------ RECORDS SHOWN
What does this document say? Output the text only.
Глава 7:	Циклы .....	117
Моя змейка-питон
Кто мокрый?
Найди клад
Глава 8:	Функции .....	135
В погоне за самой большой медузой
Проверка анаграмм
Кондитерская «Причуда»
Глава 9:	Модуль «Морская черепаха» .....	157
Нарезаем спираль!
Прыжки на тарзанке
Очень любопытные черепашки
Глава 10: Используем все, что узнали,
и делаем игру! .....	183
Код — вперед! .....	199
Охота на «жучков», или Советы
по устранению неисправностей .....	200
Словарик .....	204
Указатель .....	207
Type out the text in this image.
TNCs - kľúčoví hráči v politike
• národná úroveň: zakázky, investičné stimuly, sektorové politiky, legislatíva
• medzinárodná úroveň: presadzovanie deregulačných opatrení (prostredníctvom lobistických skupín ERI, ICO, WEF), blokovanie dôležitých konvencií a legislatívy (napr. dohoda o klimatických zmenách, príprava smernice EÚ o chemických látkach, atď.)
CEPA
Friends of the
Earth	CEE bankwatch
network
------------
# WHAT TO DO:
Looking back at the lines above, state how many contain the word "Глава", and supply nothing besides the number.

# WRITTEN SOLUTION:
4